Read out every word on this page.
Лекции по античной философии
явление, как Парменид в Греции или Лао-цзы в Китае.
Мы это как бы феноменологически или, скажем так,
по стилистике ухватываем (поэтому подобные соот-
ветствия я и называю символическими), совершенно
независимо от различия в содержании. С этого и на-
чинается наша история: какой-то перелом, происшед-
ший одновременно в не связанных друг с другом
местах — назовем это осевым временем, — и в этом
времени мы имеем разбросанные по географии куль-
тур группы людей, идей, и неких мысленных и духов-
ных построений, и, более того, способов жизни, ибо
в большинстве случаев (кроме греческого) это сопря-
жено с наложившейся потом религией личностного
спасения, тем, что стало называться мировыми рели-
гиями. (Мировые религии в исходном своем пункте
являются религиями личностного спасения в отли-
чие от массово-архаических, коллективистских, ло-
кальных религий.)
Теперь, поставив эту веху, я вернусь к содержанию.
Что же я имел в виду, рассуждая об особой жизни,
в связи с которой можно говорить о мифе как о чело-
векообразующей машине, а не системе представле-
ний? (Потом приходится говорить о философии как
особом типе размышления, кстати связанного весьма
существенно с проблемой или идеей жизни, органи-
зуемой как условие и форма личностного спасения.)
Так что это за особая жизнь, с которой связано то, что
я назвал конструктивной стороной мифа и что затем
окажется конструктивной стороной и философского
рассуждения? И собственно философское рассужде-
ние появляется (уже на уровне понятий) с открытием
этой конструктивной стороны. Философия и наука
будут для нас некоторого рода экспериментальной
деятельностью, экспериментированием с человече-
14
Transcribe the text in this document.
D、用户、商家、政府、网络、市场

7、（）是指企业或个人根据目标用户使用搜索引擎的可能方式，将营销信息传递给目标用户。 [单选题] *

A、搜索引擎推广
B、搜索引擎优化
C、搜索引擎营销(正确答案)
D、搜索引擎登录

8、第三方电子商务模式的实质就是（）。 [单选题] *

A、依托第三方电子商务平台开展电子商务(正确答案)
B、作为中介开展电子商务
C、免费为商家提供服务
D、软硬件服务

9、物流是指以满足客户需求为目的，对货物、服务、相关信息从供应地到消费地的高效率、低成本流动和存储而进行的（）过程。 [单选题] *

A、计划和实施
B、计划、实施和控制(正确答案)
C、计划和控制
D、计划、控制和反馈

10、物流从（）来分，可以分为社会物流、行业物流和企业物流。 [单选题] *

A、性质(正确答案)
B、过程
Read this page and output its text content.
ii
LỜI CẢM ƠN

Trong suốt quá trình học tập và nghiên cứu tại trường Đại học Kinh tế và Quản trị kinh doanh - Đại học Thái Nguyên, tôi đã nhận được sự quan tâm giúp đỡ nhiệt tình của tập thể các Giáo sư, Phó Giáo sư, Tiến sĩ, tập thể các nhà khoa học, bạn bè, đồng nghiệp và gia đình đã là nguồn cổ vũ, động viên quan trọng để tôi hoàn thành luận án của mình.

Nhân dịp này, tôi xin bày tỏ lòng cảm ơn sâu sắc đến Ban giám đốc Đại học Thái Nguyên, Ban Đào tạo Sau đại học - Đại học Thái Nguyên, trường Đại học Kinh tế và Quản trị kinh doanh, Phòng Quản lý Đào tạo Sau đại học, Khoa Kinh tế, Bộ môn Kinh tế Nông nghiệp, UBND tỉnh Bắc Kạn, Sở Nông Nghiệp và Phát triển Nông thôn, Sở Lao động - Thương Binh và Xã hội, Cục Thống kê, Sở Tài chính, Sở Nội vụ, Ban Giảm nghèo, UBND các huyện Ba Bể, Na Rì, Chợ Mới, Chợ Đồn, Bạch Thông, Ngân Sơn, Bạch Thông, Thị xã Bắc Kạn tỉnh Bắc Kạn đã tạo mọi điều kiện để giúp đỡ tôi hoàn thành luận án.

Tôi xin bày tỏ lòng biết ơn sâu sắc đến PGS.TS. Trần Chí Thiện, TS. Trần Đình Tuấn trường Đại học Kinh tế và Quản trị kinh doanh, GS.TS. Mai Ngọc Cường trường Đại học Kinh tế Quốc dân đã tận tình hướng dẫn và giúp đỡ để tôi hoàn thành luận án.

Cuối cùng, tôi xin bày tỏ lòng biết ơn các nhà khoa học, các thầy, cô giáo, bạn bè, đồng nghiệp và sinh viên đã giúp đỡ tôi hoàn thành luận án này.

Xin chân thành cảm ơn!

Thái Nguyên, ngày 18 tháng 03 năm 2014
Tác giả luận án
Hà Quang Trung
* * * * * * * * *
● Work to complete: Return every line of the material exactly.

● Answer in full:
Read out every word on this page.
Лекции по античной философии
явление, как Парменид в Греции или Лао-цзы в Китае.
Мы это как бы феноменологически или, скажем так,
по стилистике ухватываем (поэтому подобные соот-
ветствия я и называю символическими), совершенно
независимо от различия в содержании. С этого и на-
чинается наша история: какой-то перелом, происшед-
ший одновременно в не связанных друг с другом
местах — назовем это осевым временем, — и в этом
времени мы имеем разбросанные по географии куль-
тур группы людей, идей, и неких мысленных и духов-
ных построений, и, более того, способов жизни, ибо
в большинстве случаев (кроме греческого) это сопря-
жено с наложившейся потом религией личностного
спасения, тем, что стало называться мировыми рели-
гиями. (Мировые религии в исходном своем пункте
являются религиями личностного спасения в отли-
чие от массово-архаических, коллективистских, ло-
кальных религий.)
Теперь, поставив эту веху, я вернусь к содержанию.
Что же я имел в виду, рассуждая об особой жизни,
в связи с которой можно говорить о мифе как о чело-
векообразующей машине, а не системе представле-
ний? (Потом приходится говорить о философии как
особом типе размышления, кстати связанного весьма
существенно с проблемой или идеей жизни, органи-
зуемой как условие и форма личностного спасения.)
Так что это за особая жизнь, с которой связано то, что
я назвал конструктивной стороной мифа и что затем
окажется конструктивной стороной и философского
рассуждения? И собственно философское рассужде-
ние появляется (уже на уровне понятий) с открытием
этой конструктивной стороны. Философия и наука
будут для нас некоторого рода экспериментальной
деятельностью, экспериментированием с человече-
14
Transcribe the text in this document.
D、用户、商家、政府、网络、市场

7、（）是指企业或个人根据目标用户使用搜索引擎的可能方式，将营销信息传递给目标用户。 [单选题] *

A、搜索引擎推广
B、搜索引擎优化
C、搜索引擎营销(正确答案)
D、搜索引擎登录

8、第三方电子商务模式的实质就是（）。 [单选题] *

A、依托第三方电子商务平台开展电子商务(正确答案)
B、作为中介开展电子商务
C、免费为商家提供服务
D、软硬件服务

9、物流是指以满足客户需求为目的，对货物、服务、相关信息从供应地到消费地的高效率、低成本流动和存储而进行的（）过程。 [单选题] *

A、计划和实施
B、计划、实施和控制(正确答案)
C、计划和控制
D、计划、控制和反馈

10、物流从（）来分，可以分为社会物流、行业物流和企业物流。 [单选题] *

A、性质(正确答案)
B、过程
Read this page and output its text content.
ii
LỜI CẢM ƠN

Trong suốt quá trình học tập và nghiên cứu tại trường Đại học Kinh tế và Quản trị kinh doanh - Đại học Thái Nguyên, tôi đã nhận được sự quan tâm giúp đỡ nhiệt tình của tập thể các Giáo sư, Phó Giáo sư, Tiến sĩ, tập thể các nhà khoa học, bạn bè, đồng nghiệp và gia đình đã là nguồn cổ vũ, động viên quan trọng để tôi hoàn thành luận án của mình.

Nhân dịp này, tôi xin bày tỏ lòng cảm ơn sâu sắc đến Ban giám đốc Đại học Thái Nguyên, Ban Đào tạo Sau đại học - Đại học Thái Nguyên, trường Đại học Kinh tế và Quản trị kinh doanh, Phòng Quản lý Đào tạo Sau đại học, Khoa Kinh tế, Bộ môn Kinh tế Nông nghiệp, UBND tỉnh Bắc Kạn, Sở Nông Nghiệp và Phát triển Nông thôn, Sở Lao động - Thương Binh và Xã hội, Cục Thống kê, Sở Tài chính, Sở Nội vụ, Ban Giảm nghèo, UBND các huyện Ba Bể, Na Rì, Chợ Mới, Chợ Đồn, Bạch Thông, Ngân Sơn, Bạch Thông, Thị xã Bắc Kạn tỉnh Bắc Kạn đã tạo mọi điều kiện để giúp đỡ tôi hoàn thành luận án.

Tôi xin bày tỏ lòng biết ơn sâu sắc đến PGS.TS. Trần Chí Thiện, TS. Trần Đình Tuấn trường Đại học Kinh tế và Quản trị kinh doanh, GS.TS. Mai Ngọc Cường trường Đại học Kinh tế Quốc dân đã tận tình hướng dẫn và giúp đỡ để tôi hoàn thành luận án.

Cuối cùng, tôi xin bày tỏ lòng biết ơn các nhà khoa học, các thầy, cô giáo, bạn bè, đồng nghiệp và sinh viên đã giúp đỡ tôi hoàn thành luận án này.

Xin chân thành cảm ơn!

Thái Nguyên, ngày 18 tháng 03 năm 2014
Tác giả luận án
Hà Quang Trung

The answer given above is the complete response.